[WRITTEN REQUEST]
State how many lines include "classified", giving the number by itself.

[DATA RECORDS]
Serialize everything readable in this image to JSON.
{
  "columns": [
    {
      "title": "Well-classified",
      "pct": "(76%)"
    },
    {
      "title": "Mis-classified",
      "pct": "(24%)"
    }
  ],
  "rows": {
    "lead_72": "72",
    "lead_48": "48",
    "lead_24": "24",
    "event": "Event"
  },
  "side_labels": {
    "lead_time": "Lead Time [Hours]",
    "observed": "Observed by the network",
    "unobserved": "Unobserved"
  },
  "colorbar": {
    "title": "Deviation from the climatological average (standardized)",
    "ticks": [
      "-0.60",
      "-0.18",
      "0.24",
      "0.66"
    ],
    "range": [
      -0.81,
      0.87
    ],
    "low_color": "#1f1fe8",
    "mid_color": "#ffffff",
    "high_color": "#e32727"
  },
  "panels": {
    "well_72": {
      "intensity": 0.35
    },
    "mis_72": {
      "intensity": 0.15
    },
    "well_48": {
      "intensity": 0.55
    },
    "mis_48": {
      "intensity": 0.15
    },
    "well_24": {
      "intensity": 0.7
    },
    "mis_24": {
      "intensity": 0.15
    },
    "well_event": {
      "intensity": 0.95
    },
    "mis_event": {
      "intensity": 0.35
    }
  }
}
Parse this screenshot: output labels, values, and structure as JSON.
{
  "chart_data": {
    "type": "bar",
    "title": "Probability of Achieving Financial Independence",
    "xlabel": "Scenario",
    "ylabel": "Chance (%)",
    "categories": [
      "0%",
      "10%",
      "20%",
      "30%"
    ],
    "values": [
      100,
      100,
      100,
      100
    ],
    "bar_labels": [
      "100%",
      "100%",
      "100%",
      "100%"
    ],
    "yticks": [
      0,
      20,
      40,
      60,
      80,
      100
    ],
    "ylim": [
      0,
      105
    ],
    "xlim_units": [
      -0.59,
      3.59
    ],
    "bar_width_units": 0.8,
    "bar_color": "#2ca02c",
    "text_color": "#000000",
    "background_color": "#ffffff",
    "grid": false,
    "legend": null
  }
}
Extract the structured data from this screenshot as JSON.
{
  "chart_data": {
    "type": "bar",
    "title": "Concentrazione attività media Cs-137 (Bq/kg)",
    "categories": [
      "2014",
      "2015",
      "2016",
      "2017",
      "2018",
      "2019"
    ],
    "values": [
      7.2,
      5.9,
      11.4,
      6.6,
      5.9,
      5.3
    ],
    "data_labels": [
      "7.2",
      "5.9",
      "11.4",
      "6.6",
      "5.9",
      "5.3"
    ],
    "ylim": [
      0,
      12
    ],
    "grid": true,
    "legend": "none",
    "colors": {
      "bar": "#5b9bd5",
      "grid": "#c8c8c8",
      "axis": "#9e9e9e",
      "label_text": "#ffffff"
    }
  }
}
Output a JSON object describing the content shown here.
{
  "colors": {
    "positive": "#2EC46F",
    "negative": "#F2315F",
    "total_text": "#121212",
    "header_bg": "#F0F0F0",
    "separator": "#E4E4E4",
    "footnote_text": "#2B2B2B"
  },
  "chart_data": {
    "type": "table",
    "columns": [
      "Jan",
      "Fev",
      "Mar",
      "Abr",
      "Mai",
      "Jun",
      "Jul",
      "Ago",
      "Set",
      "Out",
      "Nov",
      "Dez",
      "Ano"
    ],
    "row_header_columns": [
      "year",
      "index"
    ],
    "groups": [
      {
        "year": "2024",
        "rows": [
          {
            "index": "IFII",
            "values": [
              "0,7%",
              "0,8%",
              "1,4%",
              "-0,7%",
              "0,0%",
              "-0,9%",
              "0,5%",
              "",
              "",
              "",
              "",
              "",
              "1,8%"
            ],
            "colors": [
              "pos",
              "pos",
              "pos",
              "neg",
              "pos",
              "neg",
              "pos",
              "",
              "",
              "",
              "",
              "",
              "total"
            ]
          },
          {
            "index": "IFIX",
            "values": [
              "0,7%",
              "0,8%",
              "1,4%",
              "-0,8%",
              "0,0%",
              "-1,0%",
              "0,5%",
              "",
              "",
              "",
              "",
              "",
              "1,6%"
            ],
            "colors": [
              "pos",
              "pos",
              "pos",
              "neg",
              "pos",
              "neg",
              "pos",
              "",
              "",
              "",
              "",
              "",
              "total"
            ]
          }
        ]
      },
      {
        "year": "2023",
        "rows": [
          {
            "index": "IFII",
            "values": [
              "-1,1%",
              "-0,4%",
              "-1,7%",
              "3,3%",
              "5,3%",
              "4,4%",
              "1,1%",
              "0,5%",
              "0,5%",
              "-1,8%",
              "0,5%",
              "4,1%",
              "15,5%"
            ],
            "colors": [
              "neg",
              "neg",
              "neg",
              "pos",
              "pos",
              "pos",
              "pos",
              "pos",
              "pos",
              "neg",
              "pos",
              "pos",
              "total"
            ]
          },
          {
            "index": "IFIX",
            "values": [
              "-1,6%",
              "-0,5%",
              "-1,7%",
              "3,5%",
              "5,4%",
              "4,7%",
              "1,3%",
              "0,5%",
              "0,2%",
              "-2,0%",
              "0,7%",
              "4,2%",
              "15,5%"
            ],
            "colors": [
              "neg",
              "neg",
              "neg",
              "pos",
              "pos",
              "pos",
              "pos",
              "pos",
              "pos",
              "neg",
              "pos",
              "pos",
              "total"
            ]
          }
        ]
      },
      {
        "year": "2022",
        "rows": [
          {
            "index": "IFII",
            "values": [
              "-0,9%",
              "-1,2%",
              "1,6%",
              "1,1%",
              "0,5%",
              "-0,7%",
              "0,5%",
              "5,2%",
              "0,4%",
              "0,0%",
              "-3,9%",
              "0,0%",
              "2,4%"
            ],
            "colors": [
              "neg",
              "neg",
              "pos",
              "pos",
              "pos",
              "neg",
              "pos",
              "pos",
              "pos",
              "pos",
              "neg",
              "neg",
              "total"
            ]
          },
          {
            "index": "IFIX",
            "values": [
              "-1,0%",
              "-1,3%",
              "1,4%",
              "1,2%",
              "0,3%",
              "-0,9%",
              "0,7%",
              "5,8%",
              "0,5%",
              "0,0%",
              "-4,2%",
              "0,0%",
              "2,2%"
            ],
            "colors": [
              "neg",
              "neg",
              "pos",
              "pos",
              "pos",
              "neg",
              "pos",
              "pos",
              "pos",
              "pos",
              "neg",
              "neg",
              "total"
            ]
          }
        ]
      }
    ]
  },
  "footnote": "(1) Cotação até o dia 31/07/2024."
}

[EXERCISE OUTPUT]
2